— start Given data —
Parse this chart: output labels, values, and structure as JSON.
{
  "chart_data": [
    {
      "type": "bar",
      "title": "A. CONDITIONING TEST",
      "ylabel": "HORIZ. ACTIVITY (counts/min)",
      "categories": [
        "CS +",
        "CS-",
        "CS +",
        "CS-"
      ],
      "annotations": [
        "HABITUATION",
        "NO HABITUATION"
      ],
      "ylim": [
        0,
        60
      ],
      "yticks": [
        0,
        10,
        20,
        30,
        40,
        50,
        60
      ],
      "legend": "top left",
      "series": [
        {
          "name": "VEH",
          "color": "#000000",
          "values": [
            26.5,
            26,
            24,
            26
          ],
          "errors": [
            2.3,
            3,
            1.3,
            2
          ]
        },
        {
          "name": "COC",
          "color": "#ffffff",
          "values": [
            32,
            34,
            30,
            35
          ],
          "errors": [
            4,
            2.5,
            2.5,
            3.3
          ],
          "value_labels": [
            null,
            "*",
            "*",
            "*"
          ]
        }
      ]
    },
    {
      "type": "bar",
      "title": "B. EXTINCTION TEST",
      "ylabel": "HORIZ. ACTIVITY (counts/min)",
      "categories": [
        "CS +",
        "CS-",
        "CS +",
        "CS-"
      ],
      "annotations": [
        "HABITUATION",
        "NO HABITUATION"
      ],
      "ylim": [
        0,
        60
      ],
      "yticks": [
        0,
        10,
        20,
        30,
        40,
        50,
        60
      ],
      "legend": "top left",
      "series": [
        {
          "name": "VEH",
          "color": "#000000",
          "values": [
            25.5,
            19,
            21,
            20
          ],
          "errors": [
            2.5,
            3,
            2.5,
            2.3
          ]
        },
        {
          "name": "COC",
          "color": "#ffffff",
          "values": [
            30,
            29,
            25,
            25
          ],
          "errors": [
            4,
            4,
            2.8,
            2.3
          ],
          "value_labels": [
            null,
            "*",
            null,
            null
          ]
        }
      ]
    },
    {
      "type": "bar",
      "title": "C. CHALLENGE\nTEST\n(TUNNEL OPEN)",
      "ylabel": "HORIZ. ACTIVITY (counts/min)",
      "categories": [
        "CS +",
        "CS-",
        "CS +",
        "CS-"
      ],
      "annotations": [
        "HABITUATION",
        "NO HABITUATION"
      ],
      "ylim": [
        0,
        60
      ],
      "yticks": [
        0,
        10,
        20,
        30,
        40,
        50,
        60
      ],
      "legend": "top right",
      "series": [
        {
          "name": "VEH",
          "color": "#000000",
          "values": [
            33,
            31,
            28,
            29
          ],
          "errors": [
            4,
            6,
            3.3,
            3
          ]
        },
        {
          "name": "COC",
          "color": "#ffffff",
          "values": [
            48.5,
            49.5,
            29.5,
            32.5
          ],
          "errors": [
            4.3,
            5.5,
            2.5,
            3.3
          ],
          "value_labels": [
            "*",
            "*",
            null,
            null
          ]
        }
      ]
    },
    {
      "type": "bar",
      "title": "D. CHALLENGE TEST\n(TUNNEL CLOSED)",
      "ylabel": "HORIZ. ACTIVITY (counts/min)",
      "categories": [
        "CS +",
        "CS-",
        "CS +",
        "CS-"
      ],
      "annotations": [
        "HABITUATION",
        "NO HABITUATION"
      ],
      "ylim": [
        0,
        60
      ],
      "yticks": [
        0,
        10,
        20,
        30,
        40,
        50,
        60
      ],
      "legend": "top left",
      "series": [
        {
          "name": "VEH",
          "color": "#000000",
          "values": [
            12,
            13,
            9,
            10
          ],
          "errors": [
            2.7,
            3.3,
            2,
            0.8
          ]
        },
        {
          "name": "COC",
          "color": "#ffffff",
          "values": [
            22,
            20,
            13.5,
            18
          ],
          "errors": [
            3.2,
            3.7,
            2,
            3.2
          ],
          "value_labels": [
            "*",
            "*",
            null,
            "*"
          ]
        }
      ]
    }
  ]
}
— end Given data —
● Aim: Quote the material exactly, leaving nothing out.

● Response:
Parse this chart: output labels, values, and structure as JSON.
{
  "chart_data": [
    {
      "type": "bar",
      "title": "A. CONDITIONING TEST",
      "ylabel": "HORIZ. ACTIVITY (counts/min)",
      "categories": [
        "CS +",
        "CS-",
        "CS +",
        "CS-"
      ],
      "annotations": [
        "HABITUATION",
        "NO HABITUATION"
      ],
      "ylim": [
        0,
        60
      ],
      "yticks": [
        0,
        10,
        20,
        30,
        40,
        50,
        60
      ],
      "legend": "top left",
      "series": [
        {
          "name": "VEH",
          "color": "#000000",
          "values": [
            26.5,
            26,
            24,
            26
          ],
          "errors": [
            2.3,
            3,
            1.3,
            2
          ]
        },
        {
          "name": "COC",
          "color": "#ffffff",
          "values": [
            32,
            34,
            30,
            35
          ],
          "errors": [
            4,
            2.5,
            2.5,
            3.3
          ],
          "value_labels": [
            null,
            "*",
            "*",
            "*"
          ]
        }
      ]
    },
    {
      "type": "bar",
      "title": "B. EXTINCTION TEST",
      "ylabel": "HORIZ. ACTIVITY (counts/min)",
      "categories": [
        "CS +",
        "CS-",
        "CS +",
        "CS-"
      ],
      "annotations": [
        "HABITUATION",
        "NO HABITUATION"
      ],
      "ylim": [
        0,
        60
      ],
      "yticks": [
        0,
        10,
        20,
        30,
        40,
        50,
        60
      ],
      "legend": "top left",
      "series": [
        {
          "name": "VEH",
          "color": "#000000",
          "values": [
            25.5,
            19,
            21,
            20
          ],
          "errors": [
            2.5,
            3,
            2.5,
            2.3
          ]
        },
        {
          "name": "COC",
          "color": "#ffffff",
          "values": [
            30,
            29,
            25,
            25
          ],
          "errors": [
            4,
            4,
            2.8,
            2.3
          ],
          "value_labels": [
            null,
            "*",
            null,
            null
          ]
        }
      ]
    },
    {
      "type": "bar",
      "title": "C. CHALLENGE\nTEST\n(TUNNEL OPEN)",
      "ylabel": "HORIZ. ACTIVITY (counts/min)",
      "categories": [
        "CS +",
        "CS-",
        "CS +",
        "CS-"
      ],
      "annotations": [
        "HABITUATION",
        "NO HABITUATION"
      ],
      "ylim": [
        0,
        60
      ],
      "yticks": [
        0,
        10,
        20,
        30,
        40,
        50,
        60
      ],
      "legend": "top right",
      "series": [
        {
          "name": "VEH",
          "color": "#000000",
          "values": [
            33,
            31,
            28,
            29
          ],
          "errors": [
            4,
            6,
            3.3,
            3
          ]
        },
        {
          "name": "COC",
          "color": "#ffffff",
          "values": [
            48.5,
            49.5,
            29.5,
            32.5
          ],
          "errors": [
            4.3,
            5.5,
            2.5,
            3.3
          ],
          "value_labels": [
            "*",
            "*",
            null,
            null
          ]
        }
      ]
    },
    {
      "type": "bar",
      "title": "D. CHALLENGE TEST\n(TUNNEL CLOSED)",
      "ylabel": "HORIZ. ACTIVITY (counts/min)",
      "categories": [
        "CS +",
        "CS-",
        "CS +",
        "CS-"
      ],
      "annotations": [
        "HABITUATION",
        "NO HABITUATION"
      ],
      "ylim": [
        0,
        60
      ],
      "yticks": [
        0,
        10,
        20,
        30,
        40,
        50,
        60
      ],
      "legend": "top left",
      "series": [
        {
          "name": "VEH",
          "color": "#000000",
          "values": [
            12,
            13,
            9,
            10
          ],
          "errors": [
            2.7,
            3.3,
            2,
            0.8
          ]
        },
        {
          "name": "COC",
          "color": "#ffffff",
          "values": [
            22,
            20,
            13.5,
            18
          ],
          "errors": [
            3.2,
            3.7,
            2,
            3.2
          ],
          "value_labels": [
            "*",
            "*",
            null,
            "*"
          ]
        }
      ]
    }
  ]
}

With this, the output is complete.